What you have to do: The records below are to be quoted in full; please keep every word exact.

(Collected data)
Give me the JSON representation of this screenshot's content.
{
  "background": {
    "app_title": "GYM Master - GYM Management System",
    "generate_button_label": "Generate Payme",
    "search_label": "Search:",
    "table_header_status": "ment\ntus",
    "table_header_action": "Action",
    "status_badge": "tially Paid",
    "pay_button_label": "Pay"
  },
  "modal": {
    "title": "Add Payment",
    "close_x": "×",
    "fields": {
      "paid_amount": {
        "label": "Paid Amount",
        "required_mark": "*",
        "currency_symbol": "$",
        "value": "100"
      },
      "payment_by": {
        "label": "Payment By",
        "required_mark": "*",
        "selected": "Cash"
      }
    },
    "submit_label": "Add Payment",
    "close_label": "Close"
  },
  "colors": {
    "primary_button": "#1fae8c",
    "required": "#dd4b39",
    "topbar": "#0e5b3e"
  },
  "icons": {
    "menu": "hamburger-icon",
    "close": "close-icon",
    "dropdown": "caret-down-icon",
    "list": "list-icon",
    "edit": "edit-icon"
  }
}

Solution to the problem:
Give me the JSON representation of this screenshot's content.
{
  "background": {
    "app_title": "GYM Master - GYM Management System",
    "generate_button_label": "Generate Payme",
    "search_label": "Search:",
    "table_header_status": "ment\ntus",
    "table_header_action": "Action",
    "status_badge": "tially Paid",
    "pay_button_label": "Pay"
  },
  "modal": {
    "title": "Add Payment",
    "close_x": "×",
    "fields": {
      "paid_amount": {
        "label": "Paid Amount",
        "required_mark": "*",
        "currency_symbol": "$",
        "value": "100"
      },
      "payment_by": {
        "label": "Payment By",
        "required_mark": "*",
        "selected": "Cash"
      }
    },
    "submit_label": "Add Payment",
    "close_label": "Close"
  },
  "colors": {
    "primary_button": "#1fae8c",
    "required": "#dd4b39",
    "topbar": "#0e5b3e"
  },
  "icons": {
    "menu": "hamburger-icon",
    "close": "close-icon",
    "dropdown": "caret-down-icon",
    "list": "list-icon",
    "edit": "edit-icon"
  }
}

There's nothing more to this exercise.